» **SET PROBLEM**
How many of the lines below hold the word "champ"? Answer only with the number.

-- begin --

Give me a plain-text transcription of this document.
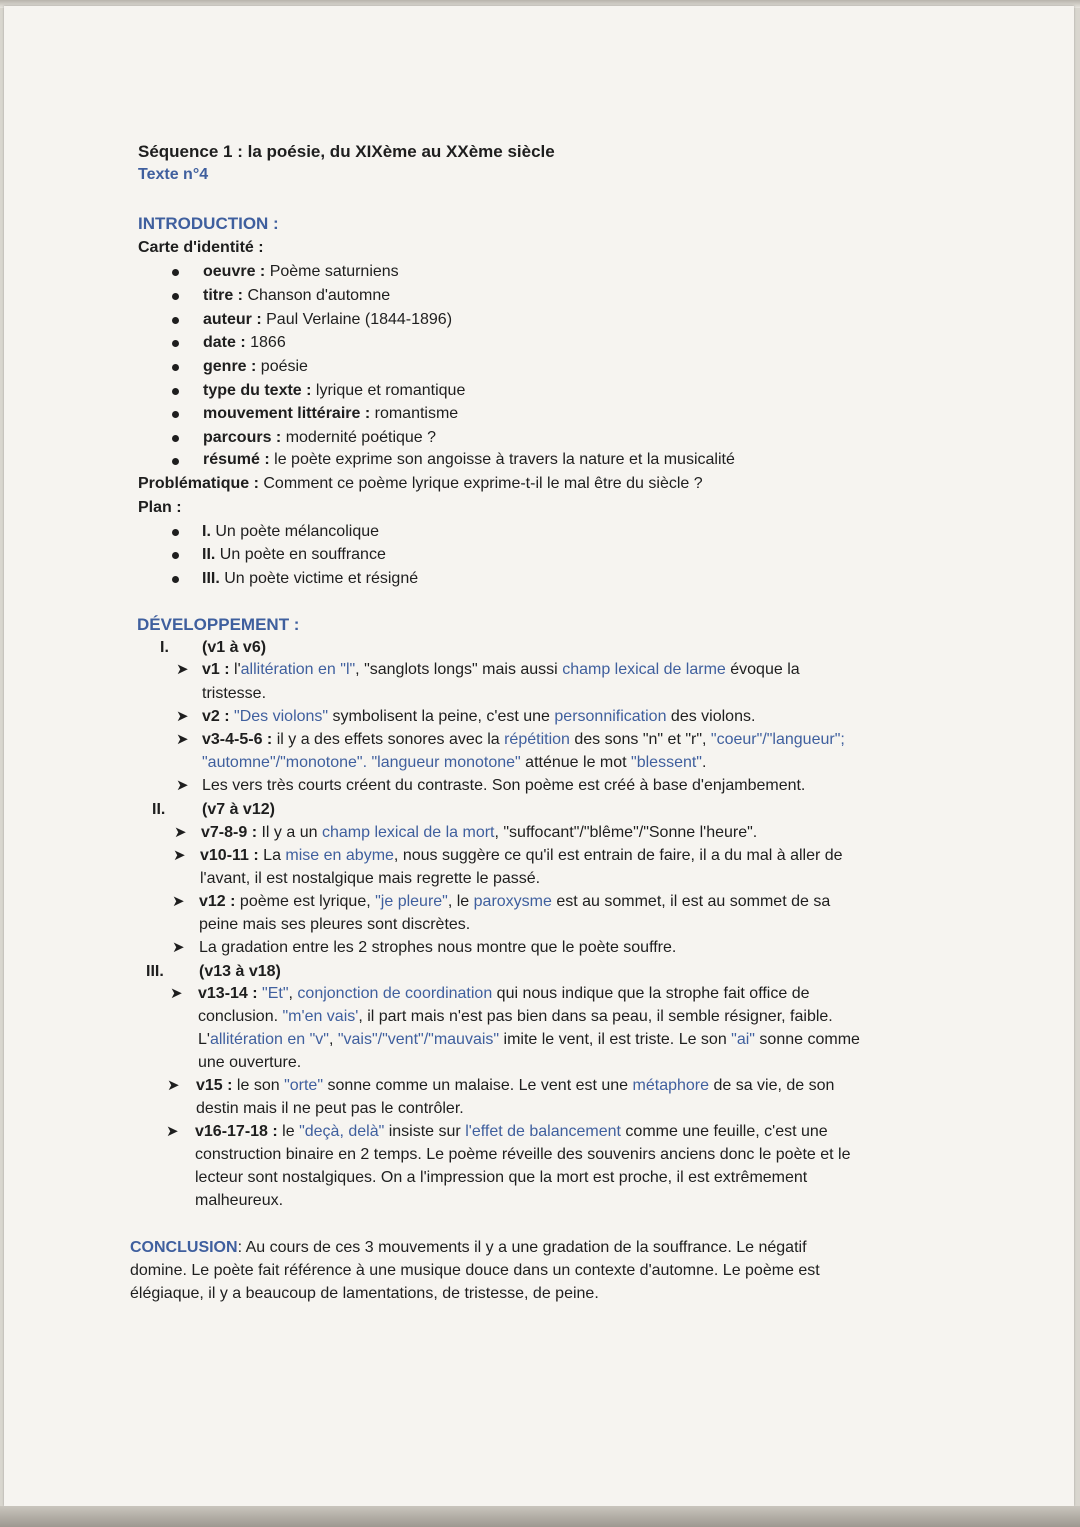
Séquence 1 : la poésie, du XIXème au XXème siècle
Texte n°4
INTRODUCTION :
Carte d'identité :
oeuvre : Poème saturniens
titre : Chanson d'automne
auteur : Paul Verlaine (1844-1896)
date : 1866
genre : poésie
type du texte : lyrique et romantique
mouvement littéraire : romantisme
parcours : modernité poétique ?
résumé : le poète exprime son angoisse à travers la nature et la musicalité
Problématique : Comment ce poème lyrique exprime-t-il le mal être du siècle ?
Plan :
I. Un poète mélancolique
II. Un poète en souffrance
III. Un poète victime et résigné
DÉVELOPPEMENT :
I. (v1 à v6)
➤ v1 : l'allitération en "l", "sanglots longs" mais aussi champ lexical de larme évoque la
tristesse.
➤ v2 : "Des violons" symbolisent la peine, c'est une personnification des violons.
➤ v3-4-5-6 : il y a des effets sonores avec la répétition des sons "n" et "r", "coeur"/"langueur";
"automne"/"monotone". "langueur monotone" atténue le mot "blessent".
➤ Les vers très courts créent du contraste. Son poème est créé à base d'enjambement.
II. (v7 à v12)
➤ v7-8-9 : Il y a un champ lexical de la mort, "suffocant"/"blême"/"Sonne l'heure".
➤ v10-11 : La mise en abyme, nous suggère ce qu'il est entrain de faire, il a du mal à aller de
l'avant, il est nostalgique mais regrette le passé.
➤ v12 : poème est lyrique, "je pleure", le paroxysme est au sommet, il est au sommet de sa
peine mais ses pleures sont discrètes.
➤ La gradation entre les 2 strophes nous montre que le poète souffre.
III. (v13 à v18)
➤ v13-14 : "Et", conjonction de coordination qui nous indique que la strophe fait office de
conclusion. "m'en vais', il part mais n'est pas bien dans sa peau, il semble résigner, faible.
L'allitération en "v", "vais"/"vent"/"mauvais" imite le vent, il est triste. Le son "ai" sonne comme
une ouverture.
➤ v15 : le son "orte" sonne comme un malaise. Le vent est une métaphore de sa vie, de son
destin mais il ne peut pas le contrôler.
➤ v16-17-18 : le "deçà, delà" insiste sur l'effet de balancement comme une feuille, c'est une
construction binaire en 2 temps. Le poème réveille des souvenirs anciens donc le poète et le
lecteur sont nostalgiques. On a l'impression que la mort est proche, il est extrêmement
malheureux.
CONCLUSION: Au cours de ces 3 mouvements il y a une gradation de la souffrance. Le négatif
domine. Le poète fait référence à une musique douce dans un contexte d'automne. Le poème est
élégiaque, il y a beaucoup de lamentations, de tristesse, de peine.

-- end --

» **COMPLETE ANSWER**
2